Extracted information

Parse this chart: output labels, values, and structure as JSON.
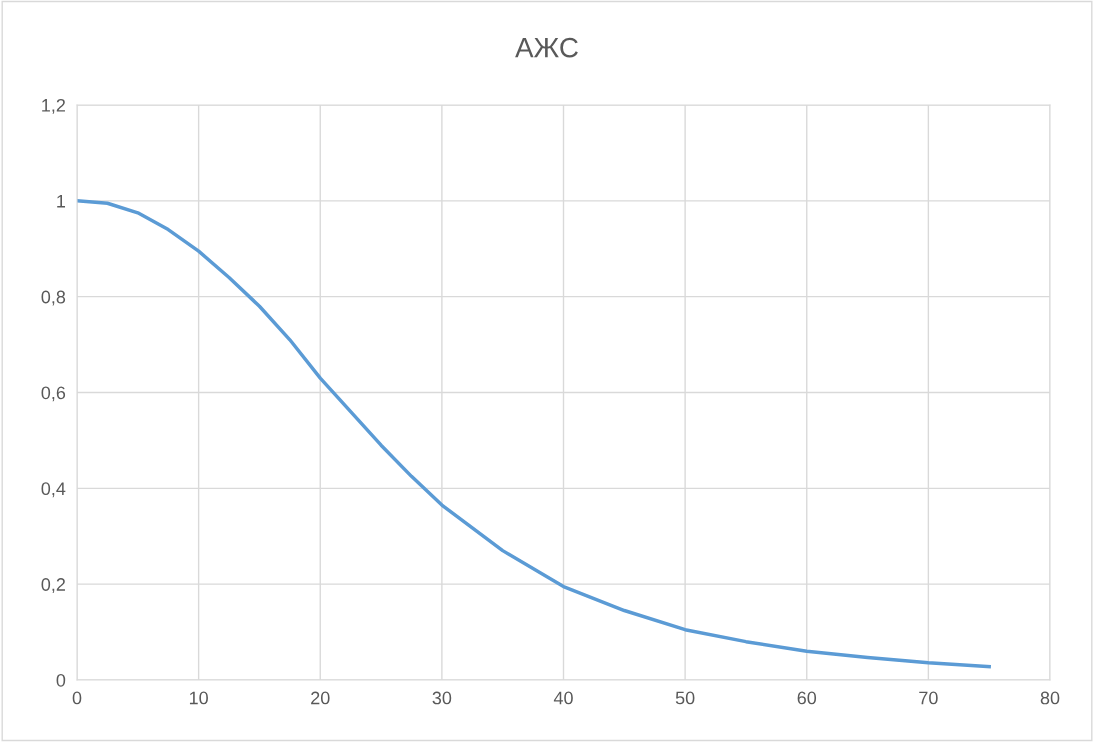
{
  "chart_data": {
    "type": "line",
    "title": "АЖС",
    "x": [
      0,
      2.5,
      5,
      7.5,
      10,
      12.5,
      15,
      17.5,
      20,
      22.5,
      25,
      27.5,
      30,
      35,
      40,
      45,
      50,
      55,
      60,
      65,
      70,
      75
    ],
    "series": [
      {
        "color": "#5b9bd5",
        "values": [
          1.0,
          0.995,
          0.975,
          0.94,
          0.895,
          0.84,
          0.78,
          0.71,
          0.63,
          0.56,
          0.49,
          0.425,
          0.365,
          0.27,
          0.195,
          0.145,
          0.105,
          0.08,
          0.06,
          0.047,
          0.036,
          0.028
        ]
      }
    ],
    "xlim": [
      0,
      80
    ],
    "xticks": [
      0,
      10,
      20,
      30,
      40,
      50,
      60,
      70,
      80
    ],
    "ylim": [
      0,
      1.2
    ],
    "yticks": [
      0,
      {
        "value": 0.2,
        "label": "0,2"
      },
      {
        "value": 0.4,
        "label": "0,4"
      },
      {
        "value": 0.6,
        "label": "0,6"
      },
      {
        "value": 0.8,
        "label": "0,8"
      },
      1,
      {
        "value": 1.2,
        "label": "1,2"
      }
    ],
    "grid": true,
    "marker": "none",
    "line_style": "solid",
    "legend": false
  }
}
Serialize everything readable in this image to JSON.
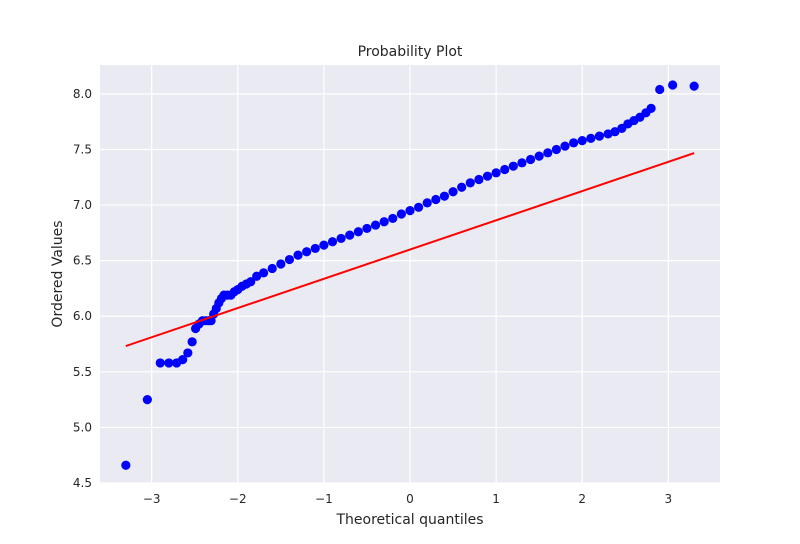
{
  "chart_data": {
    "type": "scatter",
    "title": "Probability Plot",
    "xlabel": "Theoretical quantiles",
    "ylabel": "Ordered Values",
    "xlim": [
      -3.6,
      3.6
    ],
    "ylim": [
      4.5,
      8.26
    ],
    "xticks": [
      -3,
      -2,
      -1,
      0,
      1,
      2,
      3
    ],
    "xtick_labels": [
      "−3",
      "−2",
      "−1",
      "0",
      "1",
      "2",
      "3"
    ],
    "yticks": [
      4.5,
      5.0,
      5.5,
      6.0,
      6.5,
      7.0,
      7.5,
      8.0
    ],
    "ytick_labels": [
      "4.5",
      "5.0",
      "5.5",
      "6.0",
      "6.5",
      "7.0",
      "7.5",
      "8.0"
    ],
    "grid": true,
    "background": "#eaeaf2",
    "marker_color": "#0000ff",
    "line_color": "#ff0000",
    "fit_line": {
      "slope": 0.263,
      "intercept": 6.6,
      "x_range": [
        -3.3,
        3.3
      ]
    },
    "points": [
      [
        -3.3,
        4.66
      ],
      [
        -3.05,
        5.25
      ],
      [
        -2.9,
        5.58
      ],
      [
        -2.8,
        5.58
      ],
      [
        -2.71,
        5.58
      ],
      [
        -2.64,
        5.61
      ],
      [
        -2.58,
        5.67
      ],
      [
        -2.53,
        5.77
      ],
      [
        -2.49,
        5.89
      ],
      [
        -2.45,
        5.93
      ],
      [
        -2.41,
        5.96
      ],
      [
        -2.37,
        5.96
      ],
      [
        -2.34,
        5.96
      ],
      [
        -2.31,
        5.96
      ],
      [
        -2.28,
        6.02
      ],
      [
        -2.25,
        6.07
      ],
      [
        -2.22,
        6.12
      ],
      [
        -2.19,
        6.16
      ],
      [
        -2.16,
        6.19
      ],
      [
        -2.12,
        6.19
      ],
      [
        -2.08,
        6.19
      ],
      [
        -2.04,
        6.22
      ],
      [
        -2.0,
        6.24
      ],
      [
        -1.95,
        6.27
      ],
      [
        -1.9,
        6.29
      ],
      [
        -1.85,
        6.31
      ],
      [
        -1.78,
        6.36
      ],
      [
        -1.7,
        6.39
      ],
      [
        -1.6,
        6.43
      ],
      [
        -1.5,
        6.47
      ],
      [
        -1.4,
        6.51
      ],
      [
        -1.3,
        6.55
      ],
      [
        -1.2,
        6.58
      ],
      [
        -1.1,
        6.61
      ],
      [
        -1.0,
        6.64
      ],
      [
        -0.9,
        6.67
      ],
      [
        -0.8,
        6.7
      ],
      [
        -0.7,
        6.73
      ],
      [
        -0.6,
        6.76
      ],
      [
        -0.5,
        6.79
      ],
      [
        -0.4,
        6.82
      ],
      [
        -0.3,
        6.85
      ],
      [
        -0.2,
        6.88
      ],
      [
        -0.1,
        6.92
      ],
      [
        0.0,
        6.95
      ],
      [
        0.1,
        6.98
      ],
      [
        0.2,
        7.02
      ],
      [
        0.3,
        7.05
      ],
      [
        0.4,
        7.08
      ],
      [
        0.5,
        7.12
      ],
      [
        0.6,
        7.16
      ],
      [
        0.7,
        7.2
      ],
      [
        0.8,
        7.23
      ],
      [
        0.9,
        7.26
      ],
      [
        1.0,
        7.29
      ],
      [
        1.1,
        7.32
      ],
      [
        1.2,
        7.35
      ],
      [
        1.3,
        7.38
      ],
      [
        1.4,
        7.41
      ],
      [
        1.5,
        7.44
      ],
      [
        1.6,
        7.47
      ],
      [
        1.7,
        7.5
      ],
      [
        1.8,
        7.53
      ],
      [
        1.9,
        7.56
      ],
      [
        2.0,
        7.58
      ],
      [
        2.1,
        7.6
      ],
      [
        2.2,
        7.62
      ],
      [
        2.3,
        7.64
      ],
      [
        2.38,
        7.66
      ],
      [
        2.46,
        7.69
      ],
      [
        2.53,
        7.73
      ],
      [
        2.6,
        7.76
      ],
      [
        2.67,
        7.79
      ],
      [
        2.74,
        7.83
      ],
      [
        2.8,
        7.87
      ],
      [
        2.9,
        8.04
      ],
      [
        3.05,
        8.08
      ],
      [
        3.3,
        8.07
      ]
    ]
  }
}
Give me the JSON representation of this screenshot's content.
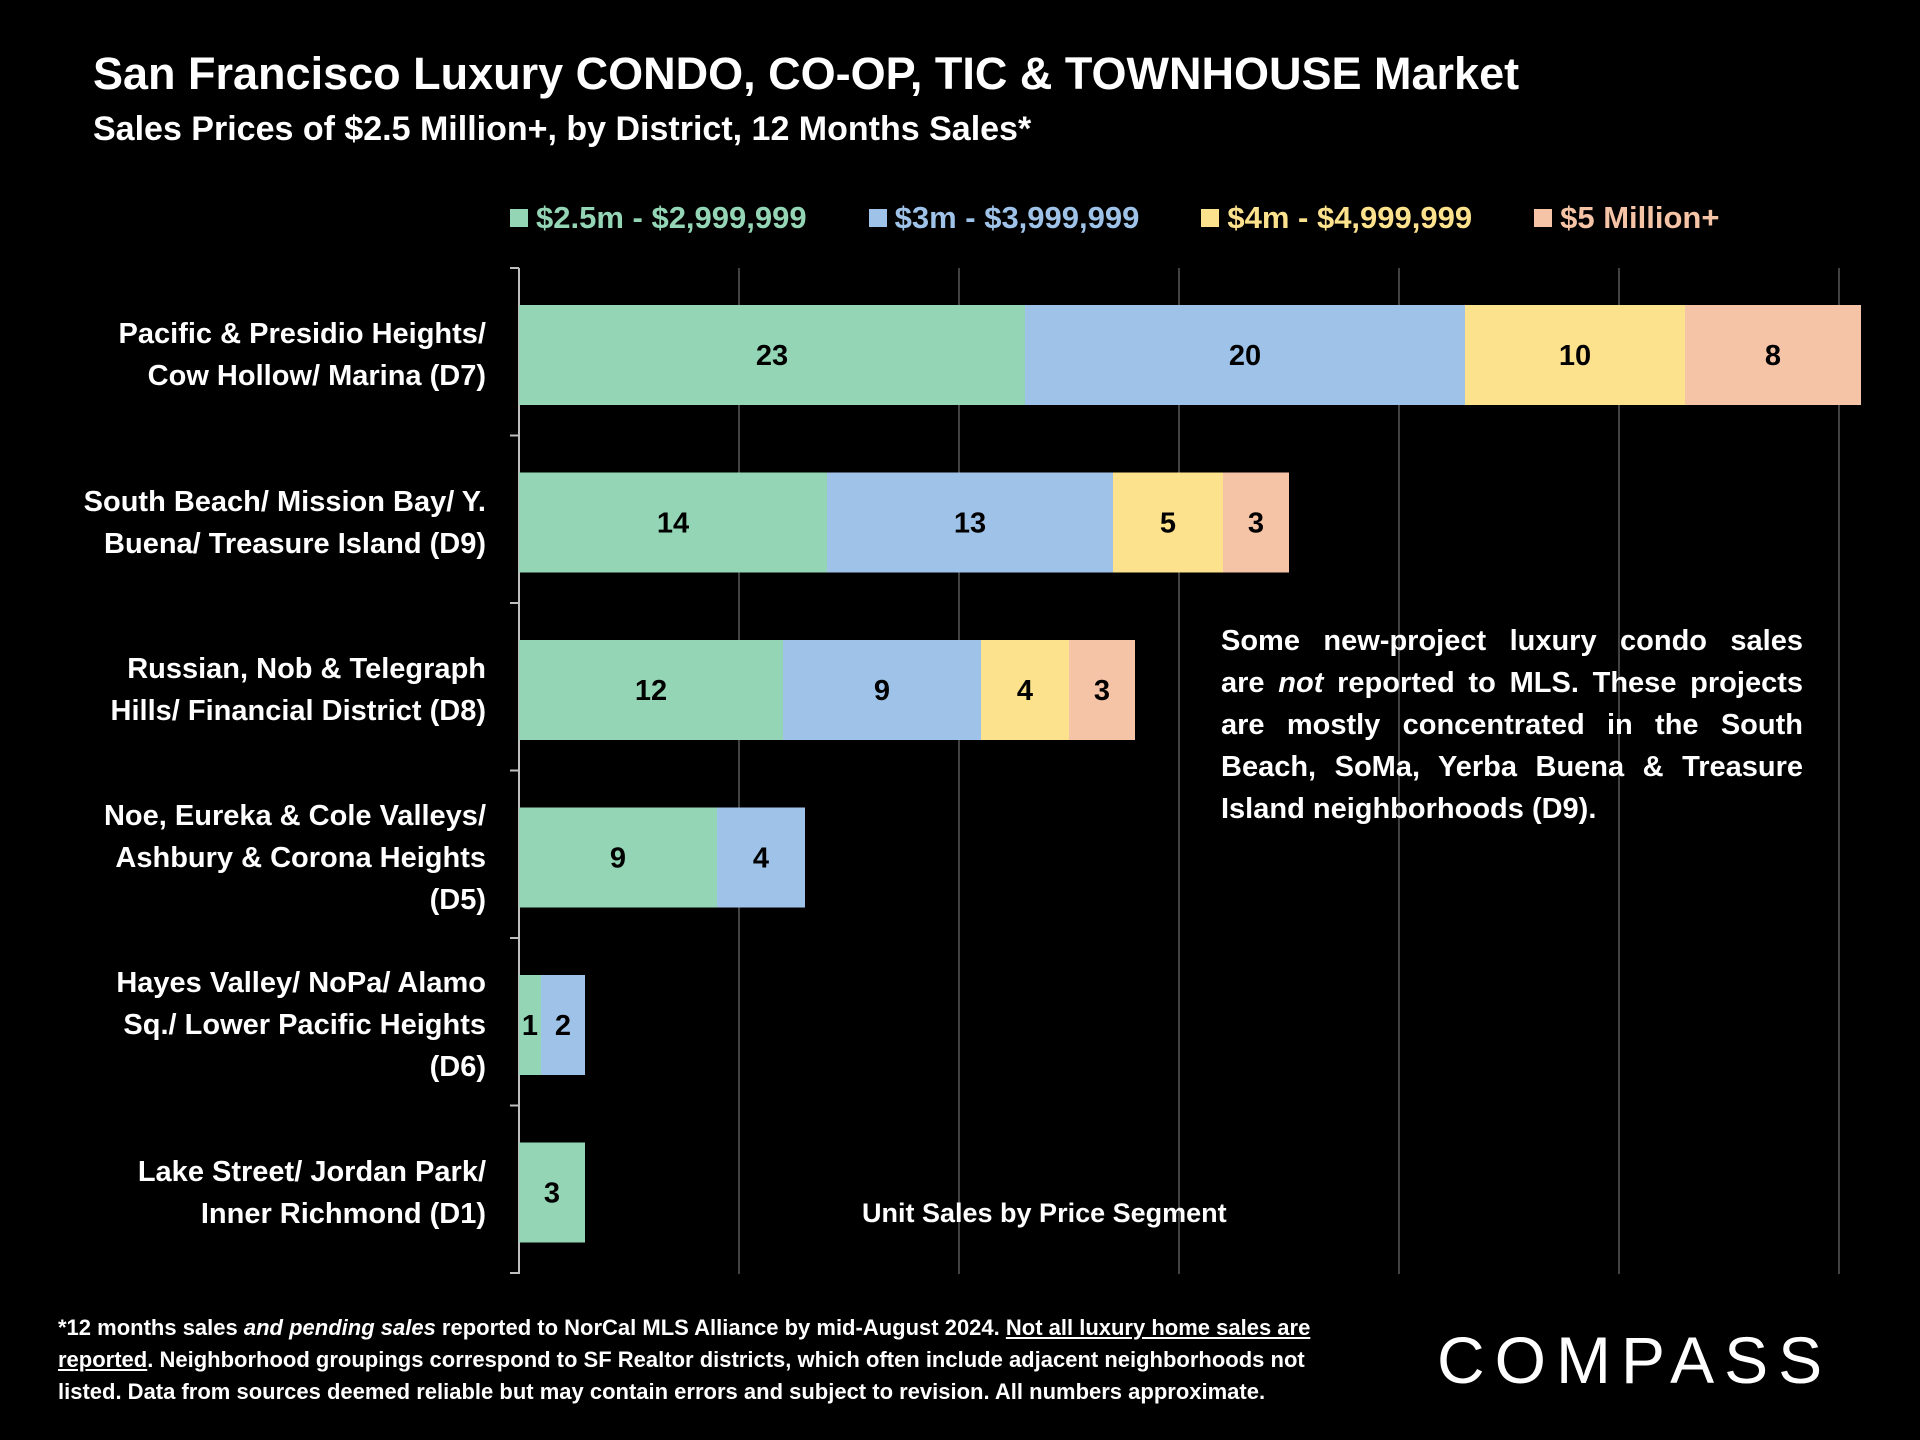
{
  "chart_data": {
    "type": "bar",
    "orientation": "horizontal",
    "stacked": true,
    "title": "San Francisco Luxury CONDO, CO-OP, TIC & TOWNHOUSE Market",
    "subtitle": "Sales Prices of $2.5 Million+, by District, 12 Months Sales*",
    "xlabel": "Unit Sales by Price Segment",
    "ylabel": "",
    "xlim": [
      0,
      60
    ],
    "grid": true,
    "legend_position": "top",
    "categories": [
      [
        "Pacific & Presidio Heights/",
        "Cow Hollow/ Marina (D7)"
      ],
      [
        "South Beach/ Mission Bay/ Y.",
        "Buena/ Treasure Island (D9)"
      ],
      [
        "Russian, Nob & Telegraph",
        "Hills/ Financial District (D8)"
      ],
      [
        "Noe, Eureka & Cole Valleys/",
        "Ashbury & Corona Heights",
        "(D5)"
      ],
      [
        "Hayes Valley/ NoPa/ Alamo",
        "Sq./ Lower Pacific Heights",
        "(D6)"
      ],
      [
        "Lake Street/ Jordan Park/",
        "Inner Richmond (D1)"
      ]
    ],
    "series": [
      {
        "name": "$2.5m - $2,999,999",
        "color": "#93d5b4",
        "values": [
          23,
          14,
          12,
          9,
          1,
          3
        ]
      },
      {
        "name": "$3m - $3,999,999",
        "color": "#9fc3e8",
        "values": [
          20,
          13,
          9,
          4,
          2,
          0
        ]
      },
      {
        "name": "$4m - $4,999,999",
        "color": "#fde28e",
        "values": [
          10,
          5,
          4,
          0,
          0,
          0
        ]
      },
      {
        "name": "$5 Million+",
        "color": "#f5c3a6",
        "values": [
          8,
          3,
          3,
          0,
          0,
          0
        ]
      }
    ],
    "legend_text_colors": [
      "#93d5b4",
      "#9fc3e8",
      "#fde28e",
      "#f5c3a6"
    ]
  },
  "note": {
    "lines": [
      {
        "parts": [
          {
            "t": "Some new-project luxury condo sales"
          }
        ]
      },
      {
        "parts": [
          {
            "t": "are "
          },
          {
            "t": "not",
            "i": true
          },
          {
            "t": " reported to MLS. These projects"
          }
        ]
      },
      {
        "parts": [
          {
            "t": "are mostly concentrated in the South"
          }
        ]
      },
      {
        "parts": [
          {
            "t": "Beach, SoMa, Yerba Buena & Treasure"
          }
        ]
      },
      {
        "parts": [
          {
            "t": "Island neighborhoods (D9)."
          }
        ]
      }
    ]
  },
  "footnote": {
    "lines": [
      [
        {
          "t": "*12 months sales "
        },
        {
          "t": "and pending sales",
          "i": true
        },
        {
          "t": " reported to NorCal MLS Alliance by mid-August 2024. "
        },
        {
          "t": "Not all luxury home sales are",
          "u": true
        }
      ],
      [
        {
          "t": "reported",
          "u": true
        },
        {
          "t": ". Neighborhood groupings correspond to SF Realtor districts, which often include adjacent neighborhoods not"
        }
      ],
      [
        {
          "t": "listed. Data from sources deemed reliable but may contain errors and subject to revision. All numbers approximate."
        }
      ]
    ]
  },
  "logo": {
    "text": "COMPASS"
  }
}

Given exercise
Your task is to pick out every line with the string "neighborhoods" and copy it.

Solution to this task
            "t": "Island neighborhoods (D9)."
          "t": ". Neighborhood groupings correspond to SF Realtor districts, which often include adjacent neighborhoods not"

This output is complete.